[Source data]
◆ ◆ ◆ ◆ ◆ ◆ ◆

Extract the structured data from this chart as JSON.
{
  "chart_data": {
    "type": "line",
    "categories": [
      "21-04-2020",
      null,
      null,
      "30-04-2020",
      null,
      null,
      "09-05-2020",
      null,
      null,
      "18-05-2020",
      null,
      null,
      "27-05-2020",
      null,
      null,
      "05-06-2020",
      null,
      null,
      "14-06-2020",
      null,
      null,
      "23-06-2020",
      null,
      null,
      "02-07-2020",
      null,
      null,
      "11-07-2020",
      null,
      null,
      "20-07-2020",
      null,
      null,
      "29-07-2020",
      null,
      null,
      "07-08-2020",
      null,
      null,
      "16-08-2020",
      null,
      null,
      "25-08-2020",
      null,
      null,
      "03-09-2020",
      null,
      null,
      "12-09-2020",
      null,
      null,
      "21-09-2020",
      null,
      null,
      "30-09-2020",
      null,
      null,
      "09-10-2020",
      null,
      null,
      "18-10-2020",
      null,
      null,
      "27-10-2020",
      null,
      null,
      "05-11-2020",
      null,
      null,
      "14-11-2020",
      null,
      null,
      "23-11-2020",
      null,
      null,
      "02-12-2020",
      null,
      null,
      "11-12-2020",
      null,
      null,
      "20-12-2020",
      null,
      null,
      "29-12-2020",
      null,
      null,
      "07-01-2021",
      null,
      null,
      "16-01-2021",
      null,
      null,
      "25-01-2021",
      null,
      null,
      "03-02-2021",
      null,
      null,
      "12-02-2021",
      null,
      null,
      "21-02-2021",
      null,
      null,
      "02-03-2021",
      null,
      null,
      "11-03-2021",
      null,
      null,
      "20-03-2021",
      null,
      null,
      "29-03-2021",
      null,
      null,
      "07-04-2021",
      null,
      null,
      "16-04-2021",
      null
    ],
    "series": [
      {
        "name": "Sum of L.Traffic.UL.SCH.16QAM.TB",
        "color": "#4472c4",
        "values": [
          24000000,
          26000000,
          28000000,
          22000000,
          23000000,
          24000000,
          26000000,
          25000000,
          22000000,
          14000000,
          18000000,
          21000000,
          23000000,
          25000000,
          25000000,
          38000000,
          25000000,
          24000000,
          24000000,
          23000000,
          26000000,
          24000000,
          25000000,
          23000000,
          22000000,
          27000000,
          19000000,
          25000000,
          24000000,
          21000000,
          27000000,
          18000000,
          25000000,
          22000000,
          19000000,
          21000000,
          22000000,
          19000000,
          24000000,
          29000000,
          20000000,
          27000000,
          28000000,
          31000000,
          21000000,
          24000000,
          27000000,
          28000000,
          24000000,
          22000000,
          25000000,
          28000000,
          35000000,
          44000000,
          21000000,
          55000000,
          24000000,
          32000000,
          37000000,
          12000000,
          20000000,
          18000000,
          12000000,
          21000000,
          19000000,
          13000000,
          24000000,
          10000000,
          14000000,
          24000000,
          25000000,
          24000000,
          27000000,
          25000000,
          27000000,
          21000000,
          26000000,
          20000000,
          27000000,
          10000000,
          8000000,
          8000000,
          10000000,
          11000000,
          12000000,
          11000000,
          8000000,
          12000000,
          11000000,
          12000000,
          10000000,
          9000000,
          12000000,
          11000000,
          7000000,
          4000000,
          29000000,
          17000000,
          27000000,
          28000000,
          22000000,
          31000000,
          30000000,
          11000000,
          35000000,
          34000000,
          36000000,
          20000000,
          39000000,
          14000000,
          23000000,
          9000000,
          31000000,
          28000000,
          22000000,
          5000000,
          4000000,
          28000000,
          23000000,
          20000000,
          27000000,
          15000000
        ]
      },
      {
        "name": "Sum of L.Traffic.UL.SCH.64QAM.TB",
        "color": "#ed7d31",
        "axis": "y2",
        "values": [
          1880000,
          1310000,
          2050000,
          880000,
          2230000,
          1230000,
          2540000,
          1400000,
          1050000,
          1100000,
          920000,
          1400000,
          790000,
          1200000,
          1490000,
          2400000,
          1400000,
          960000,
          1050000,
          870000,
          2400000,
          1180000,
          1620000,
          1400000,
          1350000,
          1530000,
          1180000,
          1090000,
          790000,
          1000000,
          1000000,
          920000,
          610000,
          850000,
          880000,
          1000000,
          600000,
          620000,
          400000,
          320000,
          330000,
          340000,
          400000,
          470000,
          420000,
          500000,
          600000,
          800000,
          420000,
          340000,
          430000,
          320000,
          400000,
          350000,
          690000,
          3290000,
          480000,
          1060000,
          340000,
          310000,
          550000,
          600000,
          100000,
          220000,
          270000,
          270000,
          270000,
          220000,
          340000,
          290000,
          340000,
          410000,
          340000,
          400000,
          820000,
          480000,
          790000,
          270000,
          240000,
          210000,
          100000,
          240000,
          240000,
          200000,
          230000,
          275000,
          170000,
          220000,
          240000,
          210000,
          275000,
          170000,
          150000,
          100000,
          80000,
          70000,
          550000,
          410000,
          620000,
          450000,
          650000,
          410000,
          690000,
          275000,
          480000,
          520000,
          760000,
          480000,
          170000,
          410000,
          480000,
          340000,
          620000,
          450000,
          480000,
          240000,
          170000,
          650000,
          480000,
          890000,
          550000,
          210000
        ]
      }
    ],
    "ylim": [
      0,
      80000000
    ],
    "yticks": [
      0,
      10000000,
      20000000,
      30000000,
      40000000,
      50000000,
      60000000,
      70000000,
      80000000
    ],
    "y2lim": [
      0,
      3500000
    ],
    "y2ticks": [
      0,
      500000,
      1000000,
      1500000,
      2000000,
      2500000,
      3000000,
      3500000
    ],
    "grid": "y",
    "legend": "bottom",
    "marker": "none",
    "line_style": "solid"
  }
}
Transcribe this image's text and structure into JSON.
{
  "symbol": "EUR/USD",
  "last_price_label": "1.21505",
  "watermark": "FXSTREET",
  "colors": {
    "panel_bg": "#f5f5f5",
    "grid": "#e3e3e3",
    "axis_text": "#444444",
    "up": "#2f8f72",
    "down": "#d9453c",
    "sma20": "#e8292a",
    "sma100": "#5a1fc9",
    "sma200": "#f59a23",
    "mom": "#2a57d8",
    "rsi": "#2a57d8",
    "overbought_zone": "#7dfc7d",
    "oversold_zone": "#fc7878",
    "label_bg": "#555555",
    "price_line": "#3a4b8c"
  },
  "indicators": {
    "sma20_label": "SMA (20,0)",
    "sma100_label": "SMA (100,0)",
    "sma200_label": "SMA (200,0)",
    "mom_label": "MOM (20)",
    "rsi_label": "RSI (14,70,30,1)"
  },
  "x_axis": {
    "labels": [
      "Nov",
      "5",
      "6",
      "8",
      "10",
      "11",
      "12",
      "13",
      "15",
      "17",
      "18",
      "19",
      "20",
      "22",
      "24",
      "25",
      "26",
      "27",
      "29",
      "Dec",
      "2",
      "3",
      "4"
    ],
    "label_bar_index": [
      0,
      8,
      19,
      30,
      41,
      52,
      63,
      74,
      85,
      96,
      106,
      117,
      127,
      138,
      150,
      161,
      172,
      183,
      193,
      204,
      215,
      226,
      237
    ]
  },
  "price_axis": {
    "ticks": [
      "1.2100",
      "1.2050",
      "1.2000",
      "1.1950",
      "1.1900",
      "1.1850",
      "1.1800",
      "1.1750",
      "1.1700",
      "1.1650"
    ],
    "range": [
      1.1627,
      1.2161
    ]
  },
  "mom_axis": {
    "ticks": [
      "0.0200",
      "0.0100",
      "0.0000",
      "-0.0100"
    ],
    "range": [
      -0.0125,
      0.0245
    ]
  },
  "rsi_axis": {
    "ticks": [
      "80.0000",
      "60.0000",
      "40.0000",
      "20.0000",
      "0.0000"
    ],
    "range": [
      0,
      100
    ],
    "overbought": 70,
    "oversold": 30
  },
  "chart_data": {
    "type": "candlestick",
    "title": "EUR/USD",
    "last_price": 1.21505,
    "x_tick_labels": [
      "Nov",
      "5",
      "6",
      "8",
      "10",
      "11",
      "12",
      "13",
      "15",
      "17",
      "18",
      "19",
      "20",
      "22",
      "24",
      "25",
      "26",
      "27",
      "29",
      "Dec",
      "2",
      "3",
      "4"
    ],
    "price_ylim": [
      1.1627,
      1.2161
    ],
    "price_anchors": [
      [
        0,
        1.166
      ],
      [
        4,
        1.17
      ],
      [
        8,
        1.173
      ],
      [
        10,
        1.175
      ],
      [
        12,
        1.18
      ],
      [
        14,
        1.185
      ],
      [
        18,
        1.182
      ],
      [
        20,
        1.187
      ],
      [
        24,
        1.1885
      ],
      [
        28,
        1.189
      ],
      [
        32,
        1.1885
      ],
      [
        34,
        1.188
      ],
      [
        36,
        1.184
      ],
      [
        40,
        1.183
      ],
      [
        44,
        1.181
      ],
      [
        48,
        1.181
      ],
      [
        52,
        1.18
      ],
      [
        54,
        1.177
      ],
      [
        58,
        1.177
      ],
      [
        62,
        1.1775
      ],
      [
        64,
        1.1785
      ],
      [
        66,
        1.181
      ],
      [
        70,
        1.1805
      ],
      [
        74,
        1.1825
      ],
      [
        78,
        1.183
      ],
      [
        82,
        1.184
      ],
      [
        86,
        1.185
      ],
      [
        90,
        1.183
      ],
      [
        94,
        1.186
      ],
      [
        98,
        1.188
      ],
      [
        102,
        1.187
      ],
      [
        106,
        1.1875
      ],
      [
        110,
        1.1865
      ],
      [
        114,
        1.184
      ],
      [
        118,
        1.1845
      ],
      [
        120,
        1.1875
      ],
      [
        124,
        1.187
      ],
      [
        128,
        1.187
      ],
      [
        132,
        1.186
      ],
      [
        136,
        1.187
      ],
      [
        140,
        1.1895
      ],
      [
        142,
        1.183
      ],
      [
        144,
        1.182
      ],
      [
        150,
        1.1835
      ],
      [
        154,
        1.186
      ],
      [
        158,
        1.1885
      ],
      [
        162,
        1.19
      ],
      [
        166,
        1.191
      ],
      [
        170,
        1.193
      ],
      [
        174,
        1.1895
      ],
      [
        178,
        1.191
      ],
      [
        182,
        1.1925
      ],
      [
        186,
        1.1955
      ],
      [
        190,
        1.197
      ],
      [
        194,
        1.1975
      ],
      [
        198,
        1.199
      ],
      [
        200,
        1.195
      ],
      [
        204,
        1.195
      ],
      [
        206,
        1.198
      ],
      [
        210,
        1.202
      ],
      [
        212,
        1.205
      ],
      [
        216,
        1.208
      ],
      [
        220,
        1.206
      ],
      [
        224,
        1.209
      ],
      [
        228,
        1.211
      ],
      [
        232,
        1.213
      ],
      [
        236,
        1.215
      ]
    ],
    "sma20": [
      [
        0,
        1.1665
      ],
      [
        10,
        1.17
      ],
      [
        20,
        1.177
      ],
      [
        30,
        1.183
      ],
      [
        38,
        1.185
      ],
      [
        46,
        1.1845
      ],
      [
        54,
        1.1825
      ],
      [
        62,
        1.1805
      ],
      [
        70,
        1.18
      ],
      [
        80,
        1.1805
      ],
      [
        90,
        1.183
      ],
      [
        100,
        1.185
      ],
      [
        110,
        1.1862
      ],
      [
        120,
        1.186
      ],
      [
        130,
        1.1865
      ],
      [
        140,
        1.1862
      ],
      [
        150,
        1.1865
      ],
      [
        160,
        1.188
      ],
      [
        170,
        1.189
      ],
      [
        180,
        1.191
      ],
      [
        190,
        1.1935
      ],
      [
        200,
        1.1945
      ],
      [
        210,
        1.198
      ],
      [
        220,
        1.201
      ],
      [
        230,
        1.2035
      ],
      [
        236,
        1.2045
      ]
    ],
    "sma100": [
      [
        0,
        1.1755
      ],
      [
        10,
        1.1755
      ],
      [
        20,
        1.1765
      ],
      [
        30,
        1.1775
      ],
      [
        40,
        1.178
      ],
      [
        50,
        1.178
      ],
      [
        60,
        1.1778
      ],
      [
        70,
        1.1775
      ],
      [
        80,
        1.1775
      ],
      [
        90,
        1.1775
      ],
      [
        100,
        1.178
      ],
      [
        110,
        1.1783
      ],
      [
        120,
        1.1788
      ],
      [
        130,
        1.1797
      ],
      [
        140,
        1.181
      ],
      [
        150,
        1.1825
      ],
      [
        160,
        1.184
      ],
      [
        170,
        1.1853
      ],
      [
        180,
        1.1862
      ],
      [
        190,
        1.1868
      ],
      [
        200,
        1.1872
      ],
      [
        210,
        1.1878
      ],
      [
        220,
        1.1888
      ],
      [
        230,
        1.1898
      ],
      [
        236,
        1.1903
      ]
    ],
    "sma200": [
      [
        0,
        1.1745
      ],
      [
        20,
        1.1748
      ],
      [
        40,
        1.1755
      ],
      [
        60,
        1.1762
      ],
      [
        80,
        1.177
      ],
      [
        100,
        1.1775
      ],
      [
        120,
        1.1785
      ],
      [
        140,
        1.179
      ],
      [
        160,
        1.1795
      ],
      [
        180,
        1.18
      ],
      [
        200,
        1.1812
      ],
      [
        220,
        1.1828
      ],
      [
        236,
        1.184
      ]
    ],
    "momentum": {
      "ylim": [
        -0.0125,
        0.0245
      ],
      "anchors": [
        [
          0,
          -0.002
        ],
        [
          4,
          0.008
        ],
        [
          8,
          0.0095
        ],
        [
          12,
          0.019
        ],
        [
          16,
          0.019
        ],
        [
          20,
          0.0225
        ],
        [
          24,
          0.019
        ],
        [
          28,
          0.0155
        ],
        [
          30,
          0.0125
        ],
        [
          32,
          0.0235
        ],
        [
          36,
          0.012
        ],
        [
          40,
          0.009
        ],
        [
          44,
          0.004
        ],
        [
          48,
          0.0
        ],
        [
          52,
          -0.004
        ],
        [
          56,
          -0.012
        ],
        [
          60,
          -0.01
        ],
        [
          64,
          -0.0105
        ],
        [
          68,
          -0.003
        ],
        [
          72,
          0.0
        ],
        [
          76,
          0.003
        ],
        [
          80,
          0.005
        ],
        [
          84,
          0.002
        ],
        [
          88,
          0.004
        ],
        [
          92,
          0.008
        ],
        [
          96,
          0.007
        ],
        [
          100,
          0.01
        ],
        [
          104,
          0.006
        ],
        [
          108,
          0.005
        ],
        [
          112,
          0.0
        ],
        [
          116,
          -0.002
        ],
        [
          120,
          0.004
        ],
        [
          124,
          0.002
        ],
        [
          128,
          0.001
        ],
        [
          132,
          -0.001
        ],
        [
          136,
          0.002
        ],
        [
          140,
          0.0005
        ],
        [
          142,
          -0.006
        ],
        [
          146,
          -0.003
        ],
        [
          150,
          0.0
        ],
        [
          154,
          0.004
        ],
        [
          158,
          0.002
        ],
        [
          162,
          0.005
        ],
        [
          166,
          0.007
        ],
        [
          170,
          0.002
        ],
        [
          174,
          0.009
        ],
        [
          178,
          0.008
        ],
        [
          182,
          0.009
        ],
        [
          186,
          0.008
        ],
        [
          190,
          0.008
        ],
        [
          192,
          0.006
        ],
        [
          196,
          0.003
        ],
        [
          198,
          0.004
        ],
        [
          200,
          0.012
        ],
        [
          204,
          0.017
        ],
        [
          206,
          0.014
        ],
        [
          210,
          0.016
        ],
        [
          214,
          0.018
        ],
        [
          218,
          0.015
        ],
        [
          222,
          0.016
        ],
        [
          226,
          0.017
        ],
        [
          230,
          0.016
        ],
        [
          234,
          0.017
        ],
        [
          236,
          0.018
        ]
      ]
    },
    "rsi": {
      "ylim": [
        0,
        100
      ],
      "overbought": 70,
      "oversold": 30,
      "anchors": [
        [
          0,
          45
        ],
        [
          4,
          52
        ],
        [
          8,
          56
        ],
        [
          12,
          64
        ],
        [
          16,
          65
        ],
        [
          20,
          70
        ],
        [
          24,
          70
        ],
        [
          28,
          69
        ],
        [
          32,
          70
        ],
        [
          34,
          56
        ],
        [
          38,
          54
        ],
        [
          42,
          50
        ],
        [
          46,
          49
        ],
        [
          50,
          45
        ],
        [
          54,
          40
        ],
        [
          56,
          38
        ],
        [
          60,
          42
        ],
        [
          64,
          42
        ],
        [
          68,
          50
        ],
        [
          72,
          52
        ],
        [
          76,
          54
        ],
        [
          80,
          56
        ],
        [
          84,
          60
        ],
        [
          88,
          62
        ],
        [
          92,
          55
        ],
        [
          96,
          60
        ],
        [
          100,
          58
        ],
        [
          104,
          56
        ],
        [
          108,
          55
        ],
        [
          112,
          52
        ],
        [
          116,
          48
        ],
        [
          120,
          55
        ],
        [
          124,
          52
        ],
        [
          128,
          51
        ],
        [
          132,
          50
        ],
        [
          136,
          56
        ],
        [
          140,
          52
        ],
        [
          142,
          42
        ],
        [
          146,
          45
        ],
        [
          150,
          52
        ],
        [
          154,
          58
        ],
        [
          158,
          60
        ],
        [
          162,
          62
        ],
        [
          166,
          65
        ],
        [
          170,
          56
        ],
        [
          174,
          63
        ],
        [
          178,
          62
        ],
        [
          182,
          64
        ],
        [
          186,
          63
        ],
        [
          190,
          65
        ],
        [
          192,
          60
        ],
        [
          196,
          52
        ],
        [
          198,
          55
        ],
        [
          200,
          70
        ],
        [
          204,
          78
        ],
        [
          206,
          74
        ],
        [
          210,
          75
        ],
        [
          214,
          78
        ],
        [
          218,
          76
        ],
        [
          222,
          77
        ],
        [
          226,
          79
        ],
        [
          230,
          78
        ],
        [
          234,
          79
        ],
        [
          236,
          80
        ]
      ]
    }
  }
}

◆ ◆ ◆ ◆ ◆ ◆ ◆

### [WHAT YOU ARE ASKED TO DO]
Where a line above contains the word "this", copy that line.

### [FINAL ANSWER]
Extract the structured data from this chart as JSON.
Transcribe this image's text and structure into JSON.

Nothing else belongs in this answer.